Aim of the exercise => Write out the material exactly, leaving every picture behind.

Given records =>
»»

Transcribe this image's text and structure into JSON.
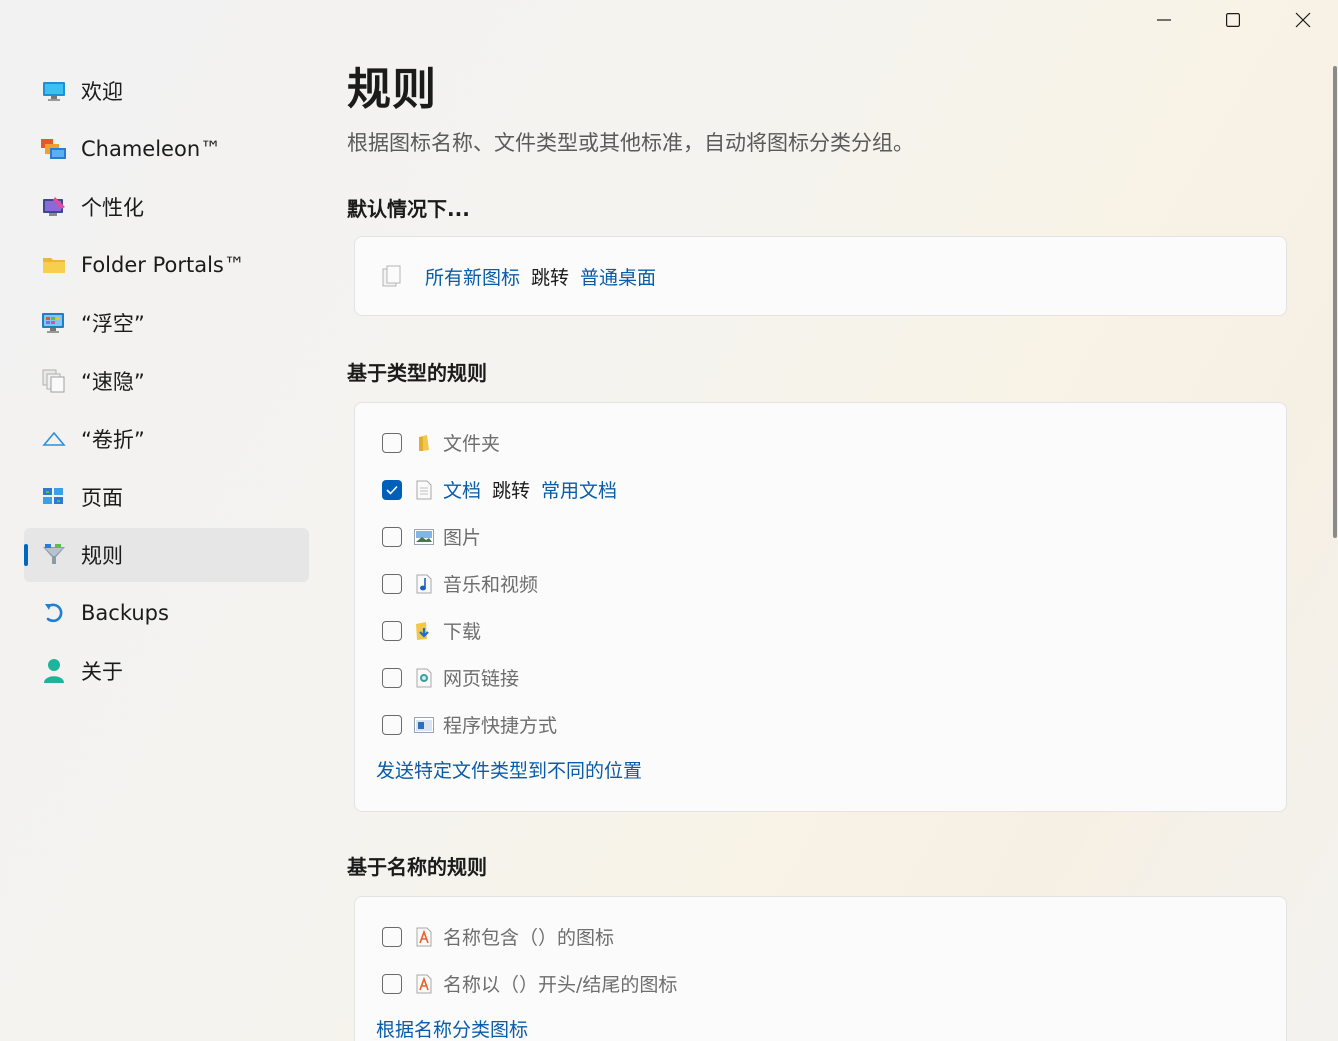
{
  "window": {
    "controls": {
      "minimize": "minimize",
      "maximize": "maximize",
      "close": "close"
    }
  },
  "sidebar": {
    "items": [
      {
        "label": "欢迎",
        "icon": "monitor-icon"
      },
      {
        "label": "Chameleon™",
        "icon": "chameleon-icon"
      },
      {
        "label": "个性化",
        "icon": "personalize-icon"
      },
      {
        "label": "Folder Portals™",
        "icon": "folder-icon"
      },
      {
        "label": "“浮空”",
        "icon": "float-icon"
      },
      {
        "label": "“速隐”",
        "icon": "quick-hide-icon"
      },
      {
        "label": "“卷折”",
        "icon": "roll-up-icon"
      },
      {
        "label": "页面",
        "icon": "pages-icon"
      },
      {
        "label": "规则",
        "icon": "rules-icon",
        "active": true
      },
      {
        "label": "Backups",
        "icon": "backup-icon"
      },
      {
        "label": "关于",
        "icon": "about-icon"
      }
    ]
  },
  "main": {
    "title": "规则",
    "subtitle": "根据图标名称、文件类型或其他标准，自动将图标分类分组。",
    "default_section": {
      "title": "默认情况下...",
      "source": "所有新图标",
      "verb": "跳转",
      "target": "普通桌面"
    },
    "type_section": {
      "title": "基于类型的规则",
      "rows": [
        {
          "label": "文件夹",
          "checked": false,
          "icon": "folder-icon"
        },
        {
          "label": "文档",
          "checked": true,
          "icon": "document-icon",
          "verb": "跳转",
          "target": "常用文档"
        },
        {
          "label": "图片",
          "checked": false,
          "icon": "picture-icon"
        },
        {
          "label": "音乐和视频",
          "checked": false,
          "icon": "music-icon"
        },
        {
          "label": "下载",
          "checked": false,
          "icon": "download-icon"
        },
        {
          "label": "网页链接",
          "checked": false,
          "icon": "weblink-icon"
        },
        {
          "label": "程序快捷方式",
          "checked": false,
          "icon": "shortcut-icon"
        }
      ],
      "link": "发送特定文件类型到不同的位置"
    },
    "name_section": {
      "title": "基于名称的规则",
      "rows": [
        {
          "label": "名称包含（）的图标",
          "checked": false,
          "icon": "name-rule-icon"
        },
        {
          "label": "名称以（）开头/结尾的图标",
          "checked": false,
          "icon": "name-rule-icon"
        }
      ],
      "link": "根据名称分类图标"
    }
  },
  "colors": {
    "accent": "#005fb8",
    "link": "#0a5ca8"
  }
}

««

Result of the exercise =>
Transcribe this image's text and structure into JSON.
{
  "window": {
    "controls": {
      "minimize": "minimize",
      "maximize": "maximize",
      "close": "close"
    }
  },
  "sidebar": {
    "items": [
      {
        "label": "欢迎",
        "icon": "monitor-icon"
      },
      {
        "label": "Chameleon™",
        "icon": "chameleon-icon"
      },
      {
        "label": "个性化",
        "icon": "personalize-icon"
      },
      {
        "label": "Folder Portals™",
        "icon": "folder-icon"
      },
      {
        "label": "“浮空”",
        "icon": "float-icon"
      },
      {
        "label": "“速隐”",
        "icon": "quick-hide-icon"
      },
      {
        "label": "“卷折”",
        "icon": "roll-up-icon"
      },
      {
        "label": "页面",
        "icon": "pages-icon"
      },
      {
        "label": "规则",
        "icon": "rules-icon",
        "active": true
      },
      {
        "label": "Backups",
        "icon": "backup-icon"
      },
      {
        "label": "关于",
        "icon": "about-icon"
      }
    ]
  },
  "main": {
    "title": "规则",
    "subtitle": "根据图标名称、文件类型或其他标准，自动将图标分类分组。",
    "default_section": {
      "title": "默认情况下...",
      "source": "所有新图标",
      "verb": "跳转",
      "target": "普通桌面"
    },
    "type_section": {
      "title": "基于类型的规则",
      "rows": [
        {
          "label": "文件夹",
          "checked": false,
          "icon": "folder-icon"
        },
        {
          "label": "文档",
          "checked": true,
          "icon": "document-icon",
          "verb": "跳转",
          "target": "常用文档"
        },
        {
          "label": "图片",
          "checked": false,
          "icon": "picture-icon"
        },
        {
          "label": "音乐和视频",
          "checked": false,
          "icon": "music-icon"
        },
        {
          "label": "下载",
          "checked": false,
          "icon": "download-icon"
        },
        {
          "label": "网页链接",
          "checked": false,
          "icon": "weblink-icon"
        },
        {
          "label": "程序快捷方式",
          "checked": false,
          "icon": "shortcut-icon"
        }
      ],
      "link": "发送特定文件类型到不同的位置"
    },
    "name_section": {
      "title": "基于名称的规则",
      "rows": [
        {
          "label": "名称包含（）的图标",
          "checked": false,
          "icon": "name-rule-icon"
        },
        {
          "label": "名称以（）开头/结尾的图标",
          "checked": false,
          "icon": "name-rule-icon"
        }
      ],
      "link": "根据名称分类图标"
    }
  },
  "colors": {
    "accent": "#005fb8",
    "link": "#0a5ca8"
  }
}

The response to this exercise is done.